# Data rows start

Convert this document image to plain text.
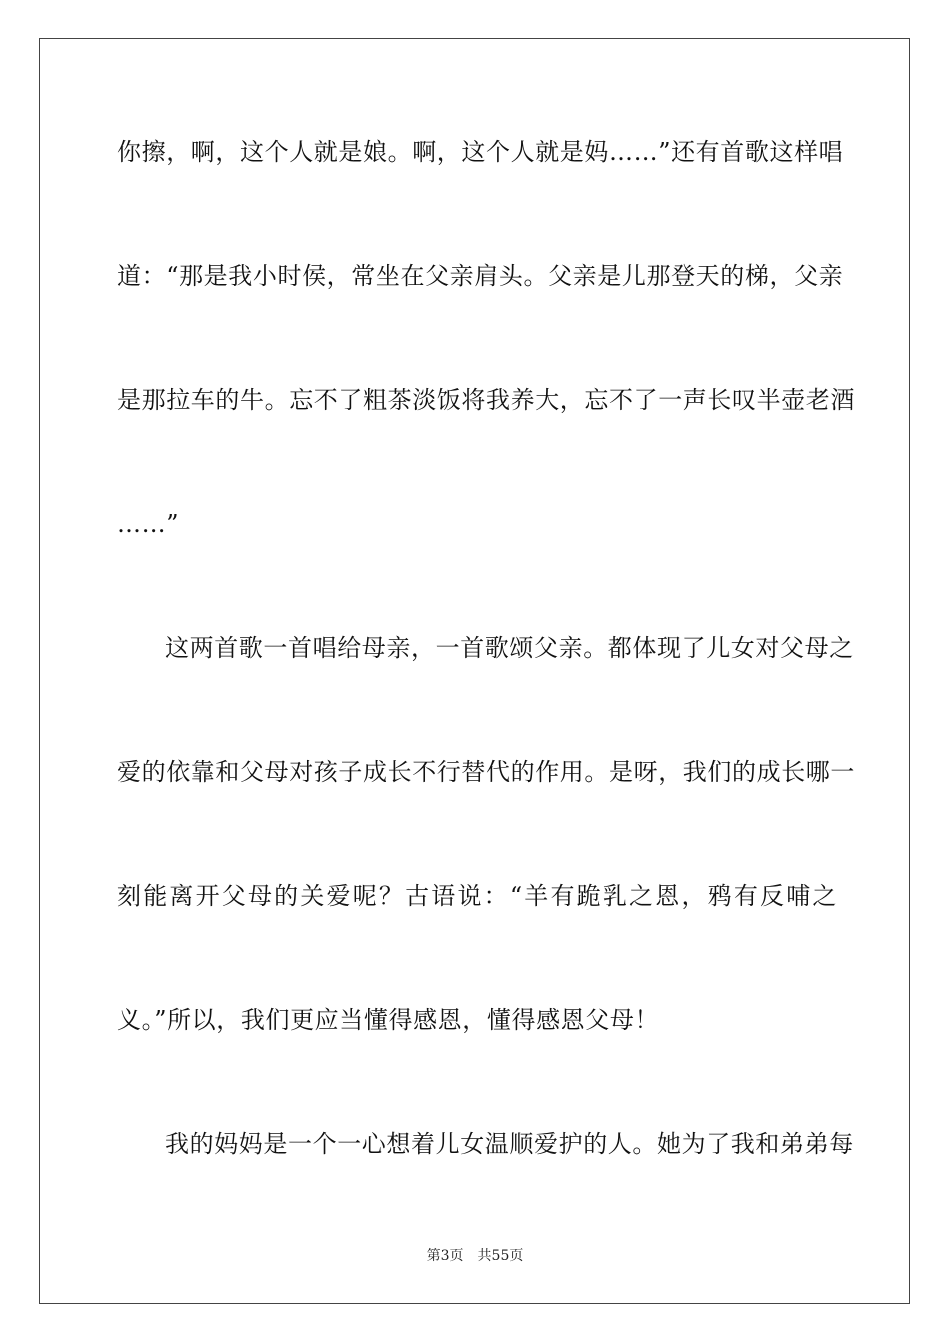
你擦，啊，这个人就是娘。啊，这个人就是妈……”还有首歌这样唱
道：“那是我小时侯，常坐在父亲肩头。父亲是儿那登天的梯，父亲
是那拉车的牛。忘不了粗茶淡饭将我养大，忘不了一声长叹半壶老酒
……”
这两首歌一首唱给母亲，一首歌颂父亲。都体现了儿女对父母之
爱的依靠和父母对孩子成长不行替代的作用。是呀，我们的成长哪一
刻能离开父母的关爱呢？古语说：“羊有跪乳之恩，鸦有反哺之
义。”所以，我们更应当懂得感恩，懂得感恩父母！
我的妈妈是一个一心想着儿女温顺爱护的人。她为了我和弟弟每
第3页 共55页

# Data rows end

◆ Exercise
Without the pictures, print the records in full, exactly as they appear.

◆ Complete output
Convert this document image to plain text.
你擦，啊，这个人就是娘。啊，这个人就是妈……”还有首歌这样唱
道：“那是我小时侯，常坐在父亲肩头。父亲是儿那登天的梯，父亲
是那拉车的牛。忘不了粗茶淡饭将我养大，忘不了一声长叹半壶老酒
……”
这两首歌一首唱给母亲，一首歌颂父亲。都体现了儿女对父母之
爱的依靠和父母对孩子成长不行替代的作用。是呀，我们的成长哪一
刻能离开父母的关爱呢？古语说：“羊有跪乳之恩，鸦有反哺之
义。”所以，我们更应当懂得感恩，懂得感恩父母！
我的妈妈是一个一心想着儿女温顺爱护的人。她为了我和弟弟每
第3页 共55页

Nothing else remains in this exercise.